Data provided
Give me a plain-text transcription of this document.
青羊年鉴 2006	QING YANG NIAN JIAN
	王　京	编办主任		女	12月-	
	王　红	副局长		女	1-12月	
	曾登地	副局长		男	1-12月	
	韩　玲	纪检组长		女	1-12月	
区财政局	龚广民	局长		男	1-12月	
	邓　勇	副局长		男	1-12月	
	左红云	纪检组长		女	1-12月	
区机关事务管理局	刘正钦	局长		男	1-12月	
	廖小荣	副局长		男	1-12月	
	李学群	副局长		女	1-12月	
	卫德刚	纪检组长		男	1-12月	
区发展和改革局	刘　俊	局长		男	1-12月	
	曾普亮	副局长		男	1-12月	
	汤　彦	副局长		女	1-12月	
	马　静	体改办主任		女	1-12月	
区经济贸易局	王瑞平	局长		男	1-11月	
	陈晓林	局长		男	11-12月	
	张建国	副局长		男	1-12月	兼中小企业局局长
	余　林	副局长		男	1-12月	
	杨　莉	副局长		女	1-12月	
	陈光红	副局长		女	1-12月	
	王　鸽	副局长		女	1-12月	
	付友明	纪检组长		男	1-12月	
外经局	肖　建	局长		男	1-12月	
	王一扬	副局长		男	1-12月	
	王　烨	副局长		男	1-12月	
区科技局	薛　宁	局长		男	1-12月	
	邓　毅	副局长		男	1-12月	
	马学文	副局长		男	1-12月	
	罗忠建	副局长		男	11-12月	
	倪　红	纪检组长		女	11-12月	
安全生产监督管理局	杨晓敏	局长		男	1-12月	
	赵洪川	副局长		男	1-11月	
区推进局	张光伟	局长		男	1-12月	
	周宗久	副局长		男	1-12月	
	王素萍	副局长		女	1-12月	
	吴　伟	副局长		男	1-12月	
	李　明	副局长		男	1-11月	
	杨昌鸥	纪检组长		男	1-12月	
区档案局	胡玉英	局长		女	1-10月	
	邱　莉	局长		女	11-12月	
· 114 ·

==

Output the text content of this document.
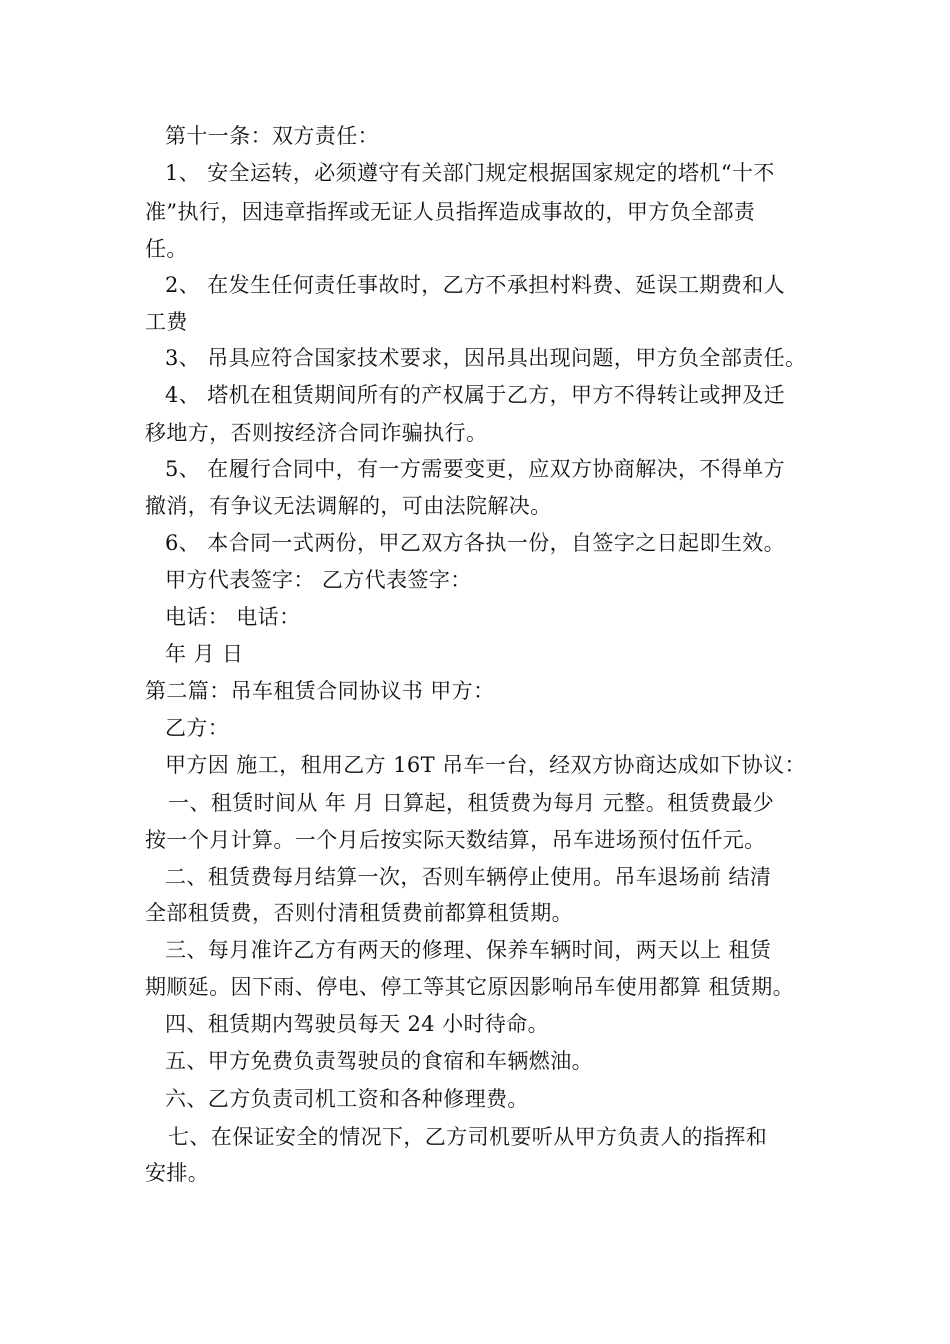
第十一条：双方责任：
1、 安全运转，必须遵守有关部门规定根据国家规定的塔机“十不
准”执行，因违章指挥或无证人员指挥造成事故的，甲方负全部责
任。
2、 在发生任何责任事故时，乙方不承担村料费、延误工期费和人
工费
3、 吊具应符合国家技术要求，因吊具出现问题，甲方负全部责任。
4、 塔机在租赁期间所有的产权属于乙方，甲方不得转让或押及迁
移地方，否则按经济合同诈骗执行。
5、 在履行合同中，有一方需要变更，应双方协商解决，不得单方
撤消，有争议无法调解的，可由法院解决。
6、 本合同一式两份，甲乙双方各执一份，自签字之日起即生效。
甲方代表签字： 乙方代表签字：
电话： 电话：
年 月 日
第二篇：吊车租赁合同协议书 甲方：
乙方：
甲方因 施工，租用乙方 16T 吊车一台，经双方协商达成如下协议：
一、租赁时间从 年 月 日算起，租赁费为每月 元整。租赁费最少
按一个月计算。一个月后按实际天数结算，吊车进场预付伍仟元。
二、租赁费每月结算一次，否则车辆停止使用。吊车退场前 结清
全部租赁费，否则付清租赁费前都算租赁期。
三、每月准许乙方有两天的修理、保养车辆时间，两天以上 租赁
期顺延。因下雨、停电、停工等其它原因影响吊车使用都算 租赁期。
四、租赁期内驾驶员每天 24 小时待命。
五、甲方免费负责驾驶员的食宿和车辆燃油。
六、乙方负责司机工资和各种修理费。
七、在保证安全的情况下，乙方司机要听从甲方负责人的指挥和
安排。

Exercise brief
Among the lines of the data above, count those holding "text" and state only the number.

Right answer
2